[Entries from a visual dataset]
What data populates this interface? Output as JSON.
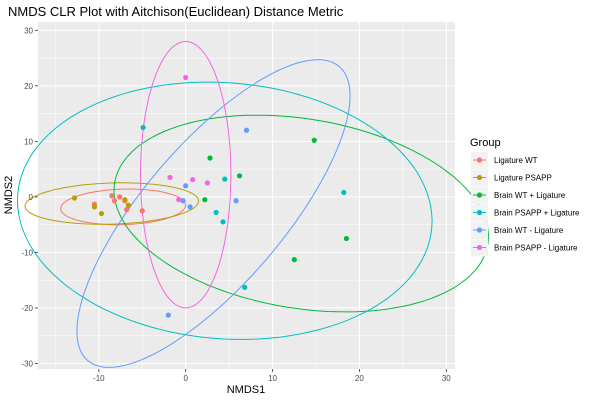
{
  "chart_data": {
    "type": "scatter",
    "title": "NMDS CLR Plot with Aitchison(Euclidean) Distance Metric",
    "xlabel": "NMDS1",
    "ylabel": "NMDS2",
    "xlim": [
      -17,
      31
    ],
    "ylim": [
      -31,
      31.5
    ],
    "x_ticks": [
      -10,
      0,
      10,
      20,
      30
    ],
    "y_ticks": [
      -30,
      -20,
      -10,
      0,
      10,
      20,
      30
    ],
    "grid": true,
    "legend": {
      "title": "Group",
      "position": "right"
    },
    "series": [
      {
        "name": "Ligature WT",
        "color": "#F8766D",
        "points": [
          [
            -8.5,
            0.2
          ],
          [
            -7.6,
            0.0
          ],
          [
            -8.2,
            -0.7
          ],
          [
            -10.5,
            -1.3
          ],
          [
            -7.0,
            -0.7
          ],
          [
            -6.8,
            -2.3
          ],
          [
            -5.0,
            -2.5
          ]
        ],
        "ellipse": {
          "center": [
            -7.2,
            -1.8
          ],
          "rx": 7.2,
          "ry": 3.2,
          "angle_deg": 3
        }
      },
      {
        "name": "Ligature PSAPP",
        "color": "#B79F00",
        "points": [
          [
            -12.8,
            -0.2
          ],
          [
            -10.5,
            -1.8
          ],
          [
            -9.7,
            -3.0
          ],
          [
            -7.0,
            -0.5
          ],
          [
            -6.6,
            -1.5
          ]
        ],
        "ellipse": {
          "center": [
            -8.5,
            -1.2
          ],
          "rx": 10.0,
          "ry": 3.7,
          "angle_deg": 3
        }
      },
      {
        "name": "Brain WT + Ligature",
        "color": "#00BA38",
        "points": [
          [
            2.8,
            7.0
          ],
          [
            6.2,
            3.8
          ],
          [
            2.2,
            -0.5
          ],
          [
            14.8,
            10.2
          ],
          [
            18.5,
            -7.5
          ],
          [
            12.5,
            -11.3
          ]
        ],
        "ellipse": {
          "center": [
            13.3,
            -3.0
          ],
          "rx": 22.5,
          "ry": 16.5,
          "angle_deg": -25
        }
      },
      {
        "name": "Brain PSAPP + Ligature",
        "color": "#00BFC4",
        "points": [
          [
            -4.9,
            12.5
          ],
          [
            4.5,
            3.2
          ],
          [
            3.5,
            -2.8
          ],
          [
            4.3,
            -4.5
          ],
          [
            6.8,
            -16.3
          ],
          [
            18.2,
            0.8
          ]
        ],
        "ellipse": {
          "center": [
            4.5,
            -2.5
          ],
          "rx": 22.5,
          "ry": 24.5,
          "angle_deg": 55
        }
      },
      {
        "name": "Brain WT - Ligature",
        "color": "#619CFF",
        "points": [
          [
            7.0,
            12.0
          ],
          [
            0.0,
            2.0
          ],
          [
            -0.3,
            -0.7
          ],
          [
            0.5,
            -1.8
          ],
          [
            5.8,
            -0.7
          ],
          [
            -2.0,
            -21.3
          ]
        ],
        "ellipse": {
          "center": [
            3.2,
            -3.0
          ],
          "rx": 30.5,
          "ry": 9.2,
          "angle_deg": 64
        }
      },
      {
        "name": "Brain PSAPP - Ligature",
        "color": "#F564E3",
        "points": [
          [
            0.0,
            21.5
          ],
          [
            -1.8,
            3.5
          ],
          [
            0.8,
            3.1
          ],
          [
            2.5,
            2.5
          ],
          [
            -0.8,
            -0.5
          ]
        ],
        "ellipse": {
          "center": [
            0.0,
            4.0
          ],
          "rx": 5.2,
          "ry": 24.0,
          "angle_deg": 0
        }
      }
    ]
  }
}
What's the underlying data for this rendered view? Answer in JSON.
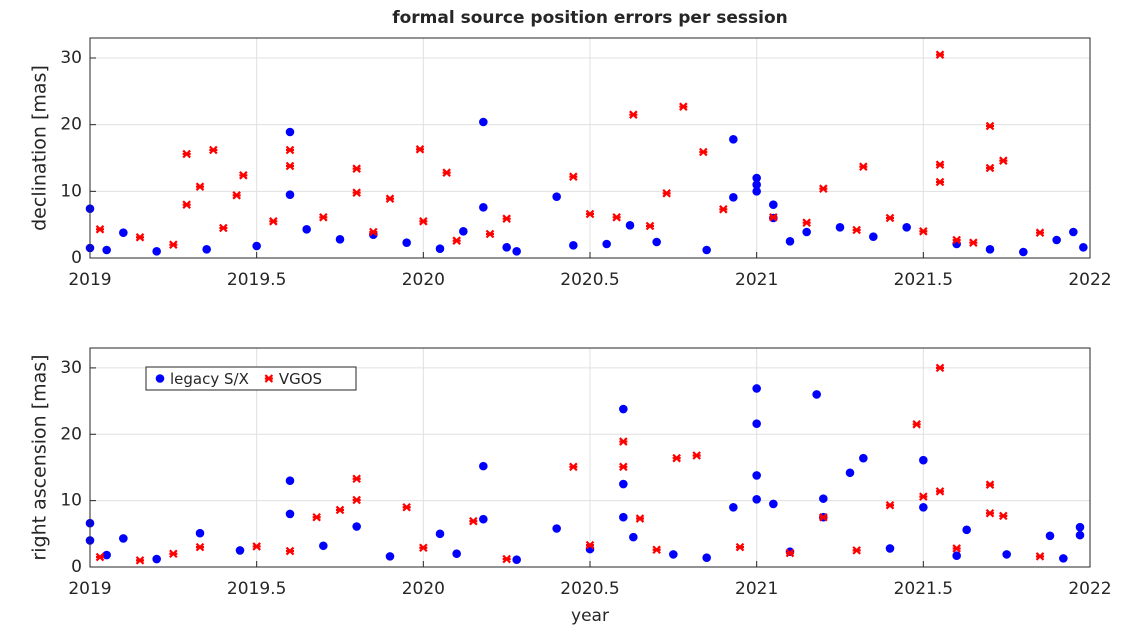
{
  "chart_data": [
    {
      "type": "scatter",
      "title": "formal source position errors per session",
      "ylabel": "declination [mas]",
      "xlim": [
        2019,
        2022
      ],
      "xticks": [
        2019,
        2019.5,
        2020,
        2020.5,
        2021,
        2021.5,
        2022
      ],
      "ylim": [
        0,
        33
      ],
      "yticks": [
        0,
        10,
        20,
        30
      ],
      "grid": true,
      "series": [
        {
          "name": "legacy S/X",
          "color": "#0000ff",
          "marker": "circle",
          "x": [
            2019.0,
            2019.6,
            2019.6,
            2020.18,
            2020.18,
            2020.4,
            2020.93,
            2020.93,
            2021.0,
            2021.0,
            2021.0,
            2021.05,
            2021.05,
            2019.0,
            2019.05,
            2019.1,
            2019.2,
            2019.35,
            2019.5,
            2019.65,
            2019.75,
            2019.85,
            2019.95,
            2020.05,
            2020.12,
            2020.25,
            2020.28,
            2020.45,
            2020.55,
            2020.62,
            2020.7,
            2020.85,
            2021.1,
            2021.15,
            2021.25,
            2021.35,
            2021.45,
            2021.6,
            2021.7,
            2021.8,
            2021.9,
            2021.95,
            2021.98
          ],
          "y": [
            7.4,
            18.9,
            9.5,
            20.4,
            7.6,
            9.2,
            17.8,
            9.1,
            12.0,
            11.0,
            10.0,
            8.0,
            6.0,
            1.5,
            1.2,
            3.8,
            1.0,
            1.3,
            1.8,
            4.3,
            2.8,
            3.5,
            2.3,
            1.4,
            4.0,
            1.6,
            1.0,
            1.9,
            2.1,
            4.9,
            2.4,
            1.2,
            2.5,
            3.9,
            4.6,
            3.2,
            4.6,
            2.1,
            1.3,
            0.9,
            2.7,
            3.9,
            1.6
          ]
        },
        {
          "name": "VGOS",
          "color": "#ff0000",
          "marker": "x",
          "x": [
            2019.29,
            2019.37,
            2019.33,
            2019.29,
            2019.46,
            2019.44,
            2019.6,
            2019.6,
            2019.8,
            2019.8,
            2019.9,
            2019.99,
            2020.07,
            2020.45,
            2020.63,
            2020.78,
            2020.84,
            2020.73,
            2021.2,
            2021.32,
            2021.55,
            2021.55,
            2021.55,
            2021.7,
            2021.7,
            2021.74,
            2019.03,
            2019.15,
            2019.25,
            2019.4,
            2019.55,
            2019.7,
            2019.85,
            2020.0,
            2020.1,
            2020.2,
            2020.25,
            2020.5,
            2020.58,
            2020.68,
            2020.9,
            2021.05,
            2021.15,
            2021.3,
            2021.4,
            2021.5,
            2021.6,
            2021.65,
            2021.85
          ],
          "y": [
            15.6,
            16.2,
            10.7,
            8.0,
            12.4,
            9.4,
            16.2,
            13.8,
            13.4,
            9.8,
            8.9,
            16.3,
            12.8,
            12.2,
            21.5,
            22.7,
            15.9,
            9.7,
            10.4,
            13.7,
            30.5,
            14.0,
            11.4,
            19.8,
            13.5,
            14.6,
            4.3,
            3.1,
            2.0,
            4.5,
            5.5,
            6.1,
            3.9,
            5.5,
            2.6,
            3.6,
            5.9,
            6.6,
            6.1,
            4.8,
            7.3,
            6.1,
            5.3,
            4.2,
            6.0,
            4.0,
            2.7,
            2.3,
            3.8
          ]
        }
      ]
    },
    {
      "type": "scatter",
      "xlabel": "year",
      "ylabel": "right ascension [mas]",
      "xlim": [
        2019,
        2022
      ],
      "xticks": [
        2019,
        2019.5,
        2020,
        2020.5,
        2021,
        2021.5,
        2022
      ],
      "ylim": [
        0,
        33
      ],
      "yticks": [
        0,
        10,
        20,
        30
      ],
      "grid": true,
      "legend": "upper left",
      "series": [
        {
          "name": "legacy S/X",
          "color": "#0000ff",
          "marker": "circle",
          "x": [
            2019.0,
            2019.0,
            2019.1,
            2019.33,
            2019.6,
            2019.6,
            2019.8,
            2020.05,
            2020.18,
            2020.18,
            2020.4,
            2020.6,
            2020.6,
            2020.6,
            2020.63,
            2020.93,
            2021.0,
            2021.0,
            2021.0,
            2021.0,
            2021.05,
            2021.18,
            2021.2,
            2021.2,
            2021.28,
            2021.32,
            2021.5,
            2021.5,
            2021.63,
            2021.88,
            2021.97,
            2021.97,
            2019.05,
            2019.2,
            2019.45,
            2019.7,
            2019.9,
            2020.1,
            2020.28,
            2020.5,
            2020.75,
            2020.85,
            2021.1,
            2021.4,
            2021.6,
            2021.75,
            2021.92
          ],
          "y": [
            6.6,
            4.0,
            4.3,
            5.1,
            13.0,
            8.0,
            6.1,
            5.0,
            15.2,
            7.2,
            5.8,
            23.8,
            12.5,
            7.5,
            4.5,
            9.0,
            26.9,
            21.6,
            13.8,
            10.2,
            9.5,
            26.0,
            10.3,
            7.5,
            14.2,
            16.4,
            16.1,
            9.0,
            5.6,
            4.7,
            6.0,
            4.8,
            1.8,
            1.2,
            2.5,
            3.2,
            1.6,
            2.0,
            1.1,
            2.7,
            1.9,
            1.4,
            2.3,
            2.8,
            1.7,
            1.9,
            1.3
          ]
        },
        {
          "name": "VGOS",
          "color": "#ff0000",
          "marker": "x",
          "x": [
            2019.33,
            2019.68,
            2019.75,
            2019.8,
            2019.8,
            2019.95,
            2020.15,
            2020.45,
            2020.6,
            2020.6,
            2020.65,
            2020.76,
            2020.82,
            2021.2,
            2021.4,
            2021.48,
            2021.55,
            2021.55,
            2021.5,
            2021.7,
            2021.7,
            2021.74,
            2019.03,
            2019.15,
            2019.25,
            2019.5,
            2019.6,
            2020.0,
            2020.25,
            2020.5,
            2020.7,
            2020.95,
            2021.1,
            2021.3,
            2021.6,
            2021.85
          ],
          "y": [
            3.0,
            7.5,
            8.6,
            13.3,
            10.1,
            9.0,
            6.9,
            15.1,
            18.9,
            15.1,
            7.3,
            16.4,
            16.8,
            7.5,
            9.3,
            21.5,
            30.0,
            11.4,
            10.6,
            12.4,
            8.1,
            7.7,
            1.5,
            1.0,
            2.0,
            3.1,
            2.4,
            2.9,
            1.2,
            3.3,
            2.6,
            3.0,
            2.1,
            2.5,
            2.8,
            1.6
          ]
        }
      ]
    }
  ]
}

• _Set problem_
Select every line in the material above where the string "title" occurs, and copy it.

• _Output below_
    "title": "NMDS CLR Plot with Aitchison(Euclidean) Distance Metric",
      "title": "Group",
      "title": "formal source position errors per session",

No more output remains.